* [SET EXERCISE]:
Extract each line containing the string "взносов".

-------------------------

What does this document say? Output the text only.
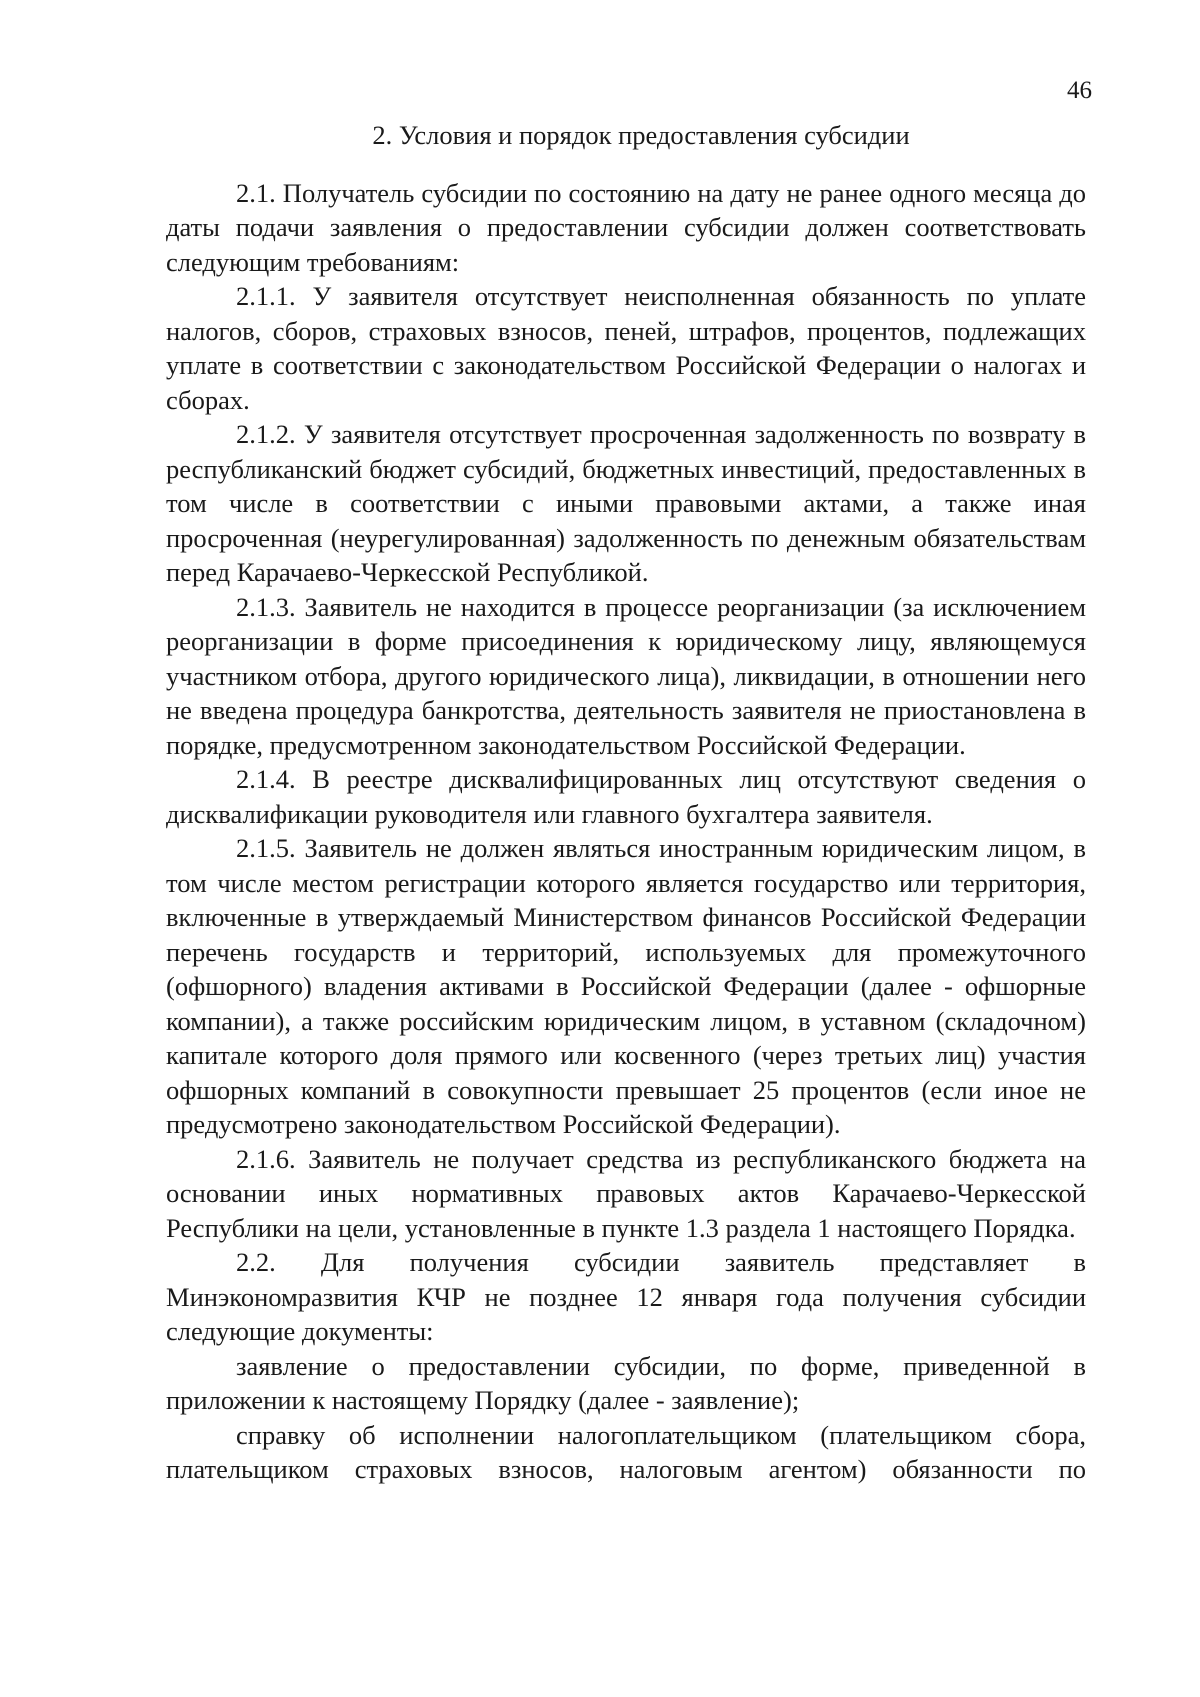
46
2. Условия и порядок предоставления субсидии

2.1. Получатель субсидии по состоянию на дату не ранее одного месяца до даты подачи заявления о предоставлении субсидии должен соответствовать следующим требованиям:

2.1.1. У заявителя отсутствует неисполненная обязанность по уплате налогов, сборов, страховых взносов, пеней, штрафов, процентов, подлежащих уплате в соответствии с законодательством Российской Федерации о налогах и сборах.

2.1.2. У заявителя отсутствует просроченная задолженность по возврату в республиканский бюджет субсидий, бюджетных инвестиций, предоставленных в том числе в соответствии с иными правовыми актами, а также иная просроченная (неурегулированная) задолженность по денежным обязательствам перед Карачаево-Черкесской Республикой.

2.1.3. Заявитель не находится в процессе реорганизации (за исключением реорганизации в форме присоединения к юридическому лицу, являющемуся участником отбора, другого юридического лица), ликвидации, в отношении него не введена процедура банкротства, деятельность заявителя не приостановлена в порядке, предусмотренном законодательством Российской Федерации.

2.1.4. В реестре дисквалифицированных лиц отсутствуют сведения о дисквалификации руководителя или главного бухгалтера заявителя.

2.1.5. Заявитель не должен являться иностранным юридическим лицом, в том числе местом регистрации которого является государство или территория, включенные в утверждаемый Министерством финансов Российской Федерации перечень государств и территорий, используемых для промежуточного (офшорного) владения активами в Российской Федерации (далее - офшорные компании), а также российским юридическим лицом, в уставном (складочном) капитале которого доля прямого или косвенного (через третьих лиц) участия офшорных компаний в совокупности превышает 25 процентов (если иное не предусмотрено законодательством Российской Федерации).

2.1.6. Заявитель не получает средства из республиканского бюджета на основании иных нормативных правовых актов Карачаево-Черкесской Республики на цели, установленные в пункте 1.3 раздела 1 настоящего Порядка.

2.2. Для получения субсидии заявитель представляет в Минэкономразвития КЧР не позднее 12 января года получения субсидии следующие документы:

заявление о предоставлении субсидии, по форме, приведенной в приложении к настоящему Порядку (далее - заявление);

справку об исполнении налогоплательщиком (плательщиком сбора, плательщиком страховых взносов, налоговым агентом) обязанности по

-------------------------

* [SOLUTION]:
2.1.1. У заявителя отсутствует неисполненная обязанность по уплате налогов, сборов, страховых взносов, пеней, штрафов, процентов, подлежащих уплате в соответствии с законодательством Российской Федерации о налогах и сборах.
справку об исполнении налогоплательщиком (плательщиком сбора, плательщиком страховых взносов, налоговым агентом) обязанности по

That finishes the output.